(Records from a collection of figures)
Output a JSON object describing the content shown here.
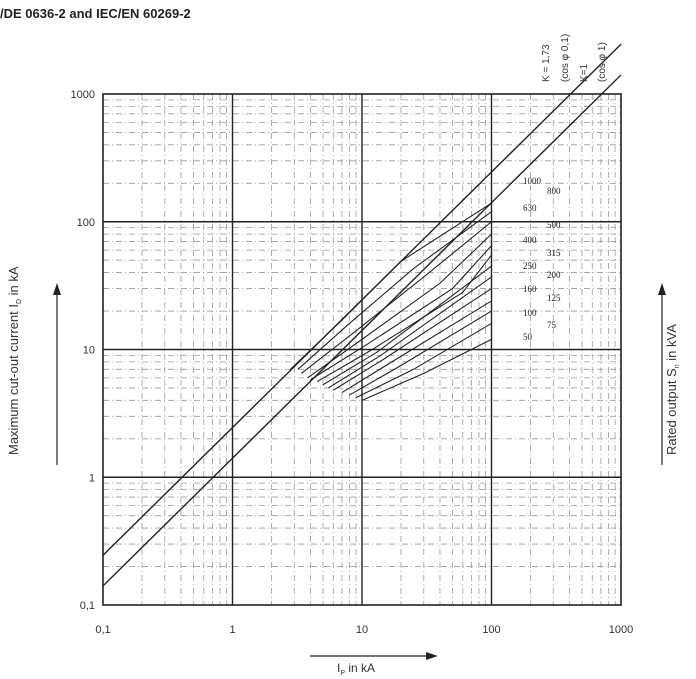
{
  "page": {
    "title": "/DE 0636-2 and IEC/EN 60269-2"
  },
  "colors": {
    "ink": "#222222",
    "grid_dense": "#9a9a9a",
    "background": "#ffffff"
  },
  "chart_data": {
    "type": "line",
    "title": "/DE 0636-2 and IEC/EN 60269-2",
    "xscale": "log",
    "yscale": "log",
    "xlim": [
      0.1,
      1000
    ],
    "ylim": [
      0.1,
      1000
    ],
    "x_ticks": [
      "0,1",
      "1",
      "10",
      "100",
      "1000"
    ],
    "y_ticks": [
      "0,1",
      "1",
      "10",
      "100",
      "1000"
    ],
    "xlabel": {
      "main": "I",
      "sub": "P",
      "rest": " in kA"
    },
    "ylabel": {
      "main": "Maximum cut-out current I",
      "sub": "D",
      "rest": " in kA"
    },
    "right_label": {
      "main": "Rated output S",
      "sub": "n",
      "rest": " in kVA"
    },
    "grid": true,
    "k_lines": [
      {
        "label": "K = 1,73",
        "sublabel": "(cos φ 0,1)",
        "x": [
          0.1,
          1000
        ],
        "y": [
          0.245,
          2450
        ]
      },
      {
        "label": "K=1",
        "sublabel": "(cos φ 1)",
        "x": [
          0.1,
          1000
        ],
        "y": [
          0.141,
          1410
        ]
      }
    ],
    "series": [
      {
        "name": "1000",
        "x": [
          2.8,
          7,
          20,
          100
        ],
        "y": [
          7,
          17,
          49,
          140
        ]
      },
      {
        "name": "800",
        "x": [
          3.2,
          8,
          25,
          100
        ],
        "y": [
          7,
          16,
          43,
          120
        ]
      },
      {
        "name": "630",
        "x": [
          3.4,
          9,
          30,
          100
        ],
        "y": [
          6.5,
          14,
          37,
          100
        ]
      },
      {
        "name": "500",
        "x": [
          3.8,
          10,
          40,
          100
        ],
        "y": [
          6,
          12,
          33,
          80
        ]
      },
      {
        "name": "400",
        "x": [
          4,
          11,
          50,
          100
        ],
        "y": [
          5.8,
          11,
          30,
          65
        ]
      },
      {
        "name": "315",
        "x": [
          4.5,
          12,
          60,
          100
        ],
        "y": [
          5.6,
          10,
          28,
          55
        ]
      },
      {
        "name": "250",
        "x": [
          5,
          13,
          100
        ],
        "y": [
          5.3,
          9.5,
          45
        ]
      },
      {
        "name": "200",
        "x": [
          5.5,
          14,
          100
        ],
        "y": [
          5,
          9,
          37
        ]
      },
      {
        "name": "160",
        "x": [
          6,
          15,
          100
        ],
        "y": [
          4.8,
          8.5,
          30
        ]
      },
      {
        "name": "125",
        "x": [
          7,
          17,
          100
        ],
        "y": [
          4.6,
          8,
          24
        ]
      },
      {
        "name": "100",
        "x": [
          8,
          20,
          100
        ],
        "y": [
          4.4,
          7.5,
          20
        ]
      },
      {
        "name": "75",
        "x": [
          9,
          25,
          100
        ],
        "y": [
          4.2,
          7,
          16
        ]
      },
      {
        "name": "50",
        "x": [
          10,
          30,
          100
        ],
        "y": [
          4,
          6.5,
          12
        ]
      }
    ],
    "output_labels": {
      "col1": [
        "1000",
        "630",
        "400",
        "250",
        "160",
        "100",
        "50"
      ],
      "col2": [
        "800",
        "500",
        "315",
        "200",
        "125",
        "75"
      ]
    }
  }
}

▶ [Exercise task] Count the lines of the listing above that include the word "main" and state the total with nothing else.

▶ [Task response] 3